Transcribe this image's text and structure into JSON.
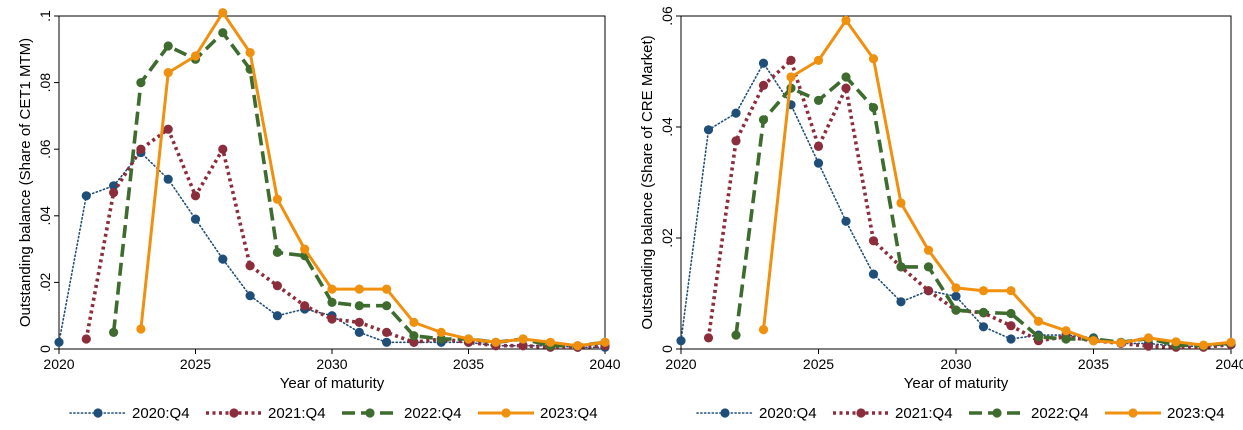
{
  "chart_data": [
    {
      "type": "line",
      "xlabel": "Year of maturity",
      "ylabel": "Outstanding balance (Share of CET1 MTM)",
      "xlim": [
        2020,
        2040
      ],
      "ylim": [
        0,
        0.1
      ],
      "xticks": [
        2020,
        2025,
        2030,
        2035,
        2040
      ],
      "xtick_labels": [
        "2020",
        "2025",
        "2030",
        "2035",
        "2040"
      ],
      "yticks": [
        0,
        0.02,
        0.04,
        0.06,
        0.08,
        0.1
      ],
      "ytick_labels": [
        "0",
        ".02",
        ".04",
        ".06",
        ".08",
        ".1"
      ],
      "legend_position": "bottom",
      "series": [
        {
          "name": "2020:Q4",
          "color": "#1f4e79",
          "style": "dotted",
          "x": [
            2020,
            2021,
            2022,
            2023,
            2024,
            2025,
            2026,
            2027,
            2028,
            2029,
            2030,
            2031,
            2032,
            2033,
            2034,
            2035,
            2036,
            2037,
            2038,
            2039,
            2040
          ],
          "y": [
            0.002,
            0.046,
            0.049,
            0.059,
            0.051,
            0.039,
            0.027,
            0.016,
            0.01,
            0.012,
            0.01,
            0.005,
            0.002,
            0.002,
            0.002,
            0.002,
            0.001,
            0.001,
            0.001,
            0.0005,
            0.0005
          ]
        },
        {
          "name": "2021:Q4",
          "color": "#8c2d3b",
          "style": "short-dash",
          "x": [
            2021,
            2022,
            2023,
            2024,
            2025,
            2026,
            2027,
            2028,
            2029,
            2030,
            2031,
            2032,
            2033,
            2034,
            2035,
            2036,
            2037,
            2038,
            2039,
            2040
          ],
          "y": [
            0.003,
            0.047,
            0.06,
            0.066,
            0.046,
            0.06,
            0.025,
            0.019,
            0.013,
            0.009,
            0.008,
            0.005,
            0.002,
            0.003,
            0.002,
            0.001,
            0.001,
            0.0005,
            0.0005,
            0.001
          ]
        },
        {
          "name": "2022:Q4",
          "color": "#3e6b2e",
          "style": "long-dash",
          "x": [
            2022,
            2023,
            2024,
            2025,
            2026,
            2027,
            2028,
            2029,
            2030,
            2031,
            2032,
            2033,
            2034,
            2035,
            2036,
            2037,
            2038,
            2039,
            2040
          ],
          "y": [
            0.005,
            0.08,
            0.091,
            0.087,
            0.095,
            0.084,
            0.029,
            0.028,
            0.014,
            0.013,
            0.013,
            0.004,
            0.003,
            0.003,
            0.002,
            0.003,
            0.001,
            0.001,
            0.002
          ]
        },
        {
          "name": "2023:Q4",
          "color": "#f0900f",
          "style": "solid",
          "x": [
            2023,
            2024,
            2025,
            2026,
            2027,
            2028,
            2029,
            2030,
            2031,
            2032,
            2033,
            2034,
            2035,
            2036,
            2037,
            2038,
            2039,
            2040
          ],
          "y": [
            0.006,
            0.083,
            0.088,
            0.101,
            0.089,
            0.045,
            0.03,
            0.018,
            0.018,
            0.018,
            0.008,
            0.005,
            0.003,
            0.002,
            0.003,
            0.002,
            0.001,
            0.002
          ]
        }
      ]
    },
    {
      "type": "line",
      "xlabel": "Year of maturity",
      "ylabel": "Outstanding balance (Share of CRE Market)",
      "xlim": [
        2020,
        2040
      ],
      "ylim": [
        0,
        0.06
      ],
      "xticks": [
        2020,
        2025,
        2030,
        2035,
        2040
      ],
      "xtick_labels": [
        "2020",
        "2025",
        "2030",
        "2035",
        "2040"
      ],
      "yticks": [
        0,
        0.02,
        0.04,
        0.06
      ],
      "ytick_labels": [
        "0",
        ".02",
        ".04",
        ".06"
      ],
      "legend_position": "bottom",
      "series": [
        {
          "name": "2020:Q4",
          "color": "#1f4e79",
          "style": "dotted",
          "x": [
            2020,
            2021,
            2022,
            2023,
            2024,
            2025,
            2026,
            2027,
            2028,
            2029,
            2030,
            2031,
            2032,
            2033,
            2034,
            2035,
            2036,
            2037,
            2038,
            2039,
            2040
          ],
          "y": [
            0.0015,
            0.0395,
            0.0425,
            0.0515,
            0.044,
            0.0335,
            0.023,
            0.0135,
            0.0085,
            0.0105,
            0.0095,
            0.004,
            0.0018,
            0.0025,
            0.0025,
            0.002,
            0.001,
            0.001,
            0.0005,
            0.0005,
            0.0008
          ]
        },
        {
          "name": "2021:Q4",
          "color": "#8c2d3b",
          "style": "short-dash",
          "x": [
            2021,
            2022,
            2023,
            2024,
            2025,
            2026,
            2027,
            2028,
            2029,
            2030,
            2031,
            2032,
            2033,
            2034,
            2035,
            2036,
            2037,
            2038,
            2039,
            2040
          ],
          "y": [
            0.002,
            0.0375,
            0.0475,
            0.052,
            0.0365,
            0.047,
            0.0195,
            0.0148,
            0.0105,
            0.007,
            0.0065,
            0.0042,
            0.0015,
            0.0022,
            0.0015,
            0.001,
            0.0005,
            0.0003,
            0.0003,
            0.0008
          ]
        },
        {
          "name": "2022:Q4",
          "color": "#3e6b2e",
          "style": "long-dash",
          "x": [
            2022,
            2023,
            2024,
            2025,
            2026,
            2027,
            2028,
            2029,
            2030,
            2031,
            2032,
            2033,
            2034,
            2035,
            2036,
            2037,
            2038,
            2039,
            2040
          ],
          "y": [
            0.0025,
            0.0413,
            0.047,
            0.0448,
            0.049,
            0.0435,
            0.0148,
            0.0148,
            0.007,
            0.0066,
            0.0064,
            0.0022,
            0.0018,
            0.0018,
            0.0012,
            0.0019,
            0.0007,
            0.0006,
            0.0011
          ]
        },
        {
          "name": "2023:Q4",
          "color": "#f0900f",
          "style": "solid",
          "x": [
            2023,
            2024,
            2025,
            2026,
            2027,
            2028,
            2029,
            2030,
            2031,
            2032,
            2033,
            2034,
            2035,
            2036,
            2037,
            2038,
            2039,
            2040
          ],
          "y": [
            0.0035,
            0.049,
            0.052,
            0.0592,
            0.0523,
            0.0263,
            0.0178,
            0.011,
            0.0105,
            0.0105,
            0.005,
            0.0033,
            0.0015,
            0.0011,
            0.002,
            0.0013,
            0.0007,
            0.0012
          ]
        }
      ]
    }
  ]
}
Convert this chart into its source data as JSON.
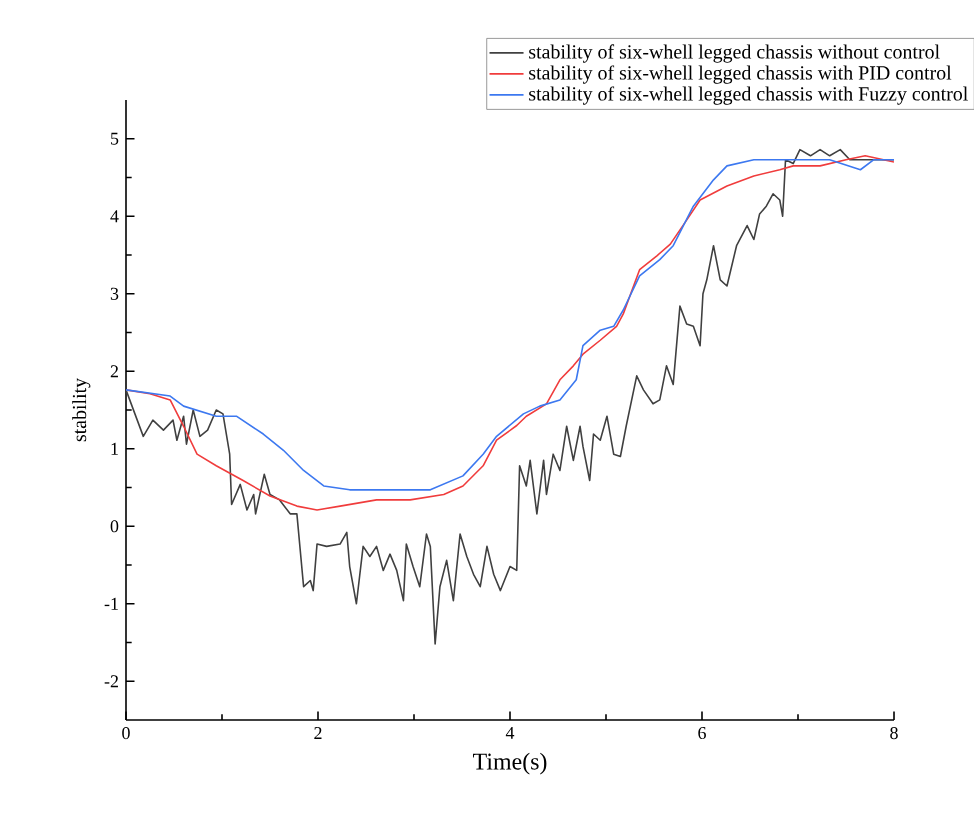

■ ■ ■ ■ ■ ■ ■

Look through the entries above for the word "into". Copy every line where it shows up.

Transcribe this image's text and structure into JSON.
Convert this chart into its source data as JSON.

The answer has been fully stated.